Data section:
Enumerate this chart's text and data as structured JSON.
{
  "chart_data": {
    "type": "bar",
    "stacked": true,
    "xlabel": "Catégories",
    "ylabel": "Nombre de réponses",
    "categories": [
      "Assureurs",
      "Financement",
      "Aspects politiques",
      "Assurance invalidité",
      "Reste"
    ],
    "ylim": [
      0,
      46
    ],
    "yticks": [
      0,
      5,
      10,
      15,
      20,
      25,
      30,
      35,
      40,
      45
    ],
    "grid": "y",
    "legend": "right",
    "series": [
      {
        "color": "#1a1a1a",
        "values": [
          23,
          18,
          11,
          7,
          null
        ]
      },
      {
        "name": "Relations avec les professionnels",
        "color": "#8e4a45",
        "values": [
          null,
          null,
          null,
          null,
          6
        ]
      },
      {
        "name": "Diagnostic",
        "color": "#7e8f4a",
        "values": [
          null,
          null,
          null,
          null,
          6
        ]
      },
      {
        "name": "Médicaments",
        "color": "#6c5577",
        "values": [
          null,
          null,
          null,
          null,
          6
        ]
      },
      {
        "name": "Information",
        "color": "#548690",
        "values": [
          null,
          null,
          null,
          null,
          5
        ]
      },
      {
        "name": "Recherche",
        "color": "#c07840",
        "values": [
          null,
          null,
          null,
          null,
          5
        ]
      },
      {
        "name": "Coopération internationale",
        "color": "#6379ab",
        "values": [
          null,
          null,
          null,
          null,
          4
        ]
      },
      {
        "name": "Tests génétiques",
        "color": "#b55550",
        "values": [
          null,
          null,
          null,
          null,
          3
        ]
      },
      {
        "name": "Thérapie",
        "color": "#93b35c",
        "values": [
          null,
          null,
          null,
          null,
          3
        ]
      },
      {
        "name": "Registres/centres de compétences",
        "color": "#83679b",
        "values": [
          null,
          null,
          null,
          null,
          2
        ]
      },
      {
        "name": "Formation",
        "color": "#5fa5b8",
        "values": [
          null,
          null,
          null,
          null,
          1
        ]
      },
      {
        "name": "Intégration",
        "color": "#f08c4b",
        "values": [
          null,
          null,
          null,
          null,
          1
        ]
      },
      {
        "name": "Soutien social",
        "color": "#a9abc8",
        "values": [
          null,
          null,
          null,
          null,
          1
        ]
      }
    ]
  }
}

Stated goal: Copy every line of the records word for word.

Reply to the task:
Enumerate this chart's text and data as structured JSON.
{
  "chart_data": {
    "type": "bar",
    "stacked": true,
    "xlabel": "Catégories",
    "ylabel": "Nombre de réponses",
    "categories": [
      "Assureurs",
      "Financement",
      "Aspects politiques",
      "Assurance invalidité",
      "Reste"
    ],
    "ylim": [
      0,
      46
    ],
    "yticks": [
      0,
      5,
      10,
      15,
      20,
      25,
      30,
      35,
      40,
      45
    ],
    "grid": "y",
    "legend": "right",
    "series": [
      {
        "color": "#1a1a1a",
        "values": [
          23,
          18,
          11,
          7,
          null
        ]
      },
      {
        "name": "Relations avec les professionnels",
        "color": "#8e4a45",
        "values": [
          null,
          null,
          null,
          null,
          6
        ]
      },
      {
        "name": "Diagnostic",
        "color": "#7e8f4a",
        "values": [
          null,
          null,
          null,
          null,
          6
        ]
      },
      {
        "name": "Médicaments",
        "color": "#6c5577",
        "values": [
          null,
          null,
          null,
          null,
          6
        ]
      },
      {
        "name": "Information",
        "color": "#548690",
        "values": [
          null,
          null,
          null,
          null,
          5
        ]
      },
      {
        "name": "Recherche",
        "color": "#c07840",
        "values": [
          null,
          null,
          null,
          null,
          5
        ]
      },
      {
        "name": "Coopération internationale",
        "color": "#6379ab",
        "values": [
          null,
          null,
          null,
          null,
          4
        ]
      },
      {
        "name": "Tests génétiques",
        "color": "#b55550",
        "values": [
          null,
          null,
          null,
          null,
          3
        ]
      },
      {
        "name": "Thérapie",
        "color": "#93b35c",
        "values": [
          null,
          null,
          null,
          null,
          3
        ]
      },
      {
        "name": "Registres/centres de compétences",
        "color": "#83679b",
        "values": [
          null,
          null,
          null,
          null,
          2
        ]
      },
      {
        "name": "Formation",
        "color": "#5fa5b8",
        "values": [
          null,
          null,
          null,
          null,
          1
        ]
      },
      {
        "name": "Intégration",
        "color": "#f08c4b",
        "values": [
          null,
          null,
          null,
          null,
          1
        ]
      },
      {
        "name": "Soutien social",
        "color": "#a9abc8",
        "values": [
          null,
          null,
          null,
          null,
          1
        ]
      }
    ]
  }
}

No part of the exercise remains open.